Start of RECORDS SUPPLIED
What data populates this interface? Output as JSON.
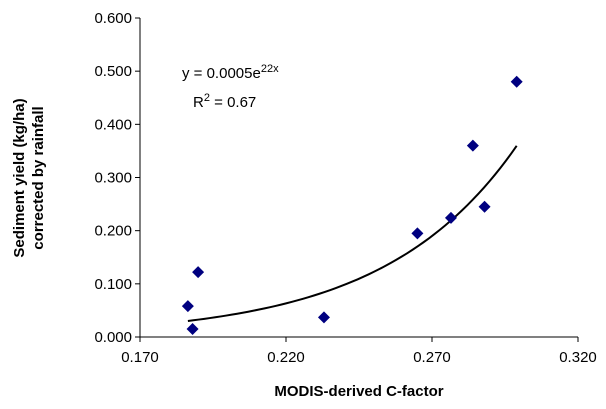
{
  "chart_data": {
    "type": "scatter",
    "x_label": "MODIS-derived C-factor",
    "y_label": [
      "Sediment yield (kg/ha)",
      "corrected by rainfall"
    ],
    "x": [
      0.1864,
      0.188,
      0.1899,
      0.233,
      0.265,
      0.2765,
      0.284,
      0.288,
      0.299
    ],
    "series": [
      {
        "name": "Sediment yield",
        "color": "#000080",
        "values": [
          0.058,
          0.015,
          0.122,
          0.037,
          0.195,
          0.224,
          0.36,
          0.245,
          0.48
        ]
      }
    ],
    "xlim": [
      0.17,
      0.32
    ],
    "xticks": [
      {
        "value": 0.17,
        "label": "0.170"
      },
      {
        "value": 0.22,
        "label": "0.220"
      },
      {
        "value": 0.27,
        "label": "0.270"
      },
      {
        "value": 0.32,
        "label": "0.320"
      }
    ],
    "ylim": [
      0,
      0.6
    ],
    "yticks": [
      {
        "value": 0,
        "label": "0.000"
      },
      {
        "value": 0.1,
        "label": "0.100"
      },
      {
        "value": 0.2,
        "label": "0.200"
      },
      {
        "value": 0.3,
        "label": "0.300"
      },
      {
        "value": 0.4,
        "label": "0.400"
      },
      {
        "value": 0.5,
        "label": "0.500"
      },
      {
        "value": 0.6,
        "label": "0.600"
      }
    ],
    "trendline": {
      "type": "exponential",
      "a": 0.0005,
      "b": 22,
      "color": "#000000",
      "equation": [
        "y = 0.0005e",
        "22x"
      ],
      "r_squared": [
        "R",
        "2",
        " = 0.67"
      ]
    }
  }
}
End of RECORDS SUPPLIED
■ **WHAT THIS TASK INVOLVES**: Repeat the lines above exactly, and keep every picture out.

■ **TASK RESULT**:
What data populates this interface? Output as JSON.
{
  "chart_data": {
    "type": "scatter",
    "x_label": "MODIS-derived C-factor",
    "y_label": [
      "Sediment yield (kg/ha)",
      "corrected by rainfall"
    ],
    "x": [
      0.1864,
      0.188,
      0.1899,
      0.233,
      0.265,
      0.2765,
      0.284,
      0.288,
      0.299
    ],
    "series": [
      {
        "name": "Sediment yield",
        "color": "#000080",
        "values": [
          0.058,
          0.015,
          0.122,
          0.037,
          0.195,
          0.224,
          0.36,
          0.245,
          0.48
        ]
      }
    ],
    "xlim": [
      0.17,
      0.32
    ],
    "xticks": [
      {
        "value": 0.17,
        "label": "0.170"
      },
      {
        "value": 0.22,
        "label": "0.220"
      },
      {
        "value": 0.27,
        "label": "0.270"
      },
      {
        "value": 0.32,
        "label": "0.320"
      }
    ],
    "ylim": [
      0,
      0.6
    ],
    "yticks": [
      {
        "value": 0,
        "label": "0.000"
      },
      {
        "value": 0.1,
        "label": "0.100"
      },
      {
        "value": 0.2,
        "label": "0.200"
      },
      {
        "value": 0.3,
        "label": "0.300"
      },
      {
        "value": 0.4,
        "label": "0.400"
      },
      {
        "value": 0.5,
        "label": "0.500"
      },
      {
        "value": 0.6,
        "label": "0.600"
      }
    ],
    "trendline": {
      "type": "exponential",
      "a": 0.0005,
      "b": 22,
      "color": "#000000",
      "equation": [
        "y = 0.0005e",
        "22x"
      ],
      "r_squared": [
        "R",
        "2",
        " = 0.67"
      ]
    }
  }
}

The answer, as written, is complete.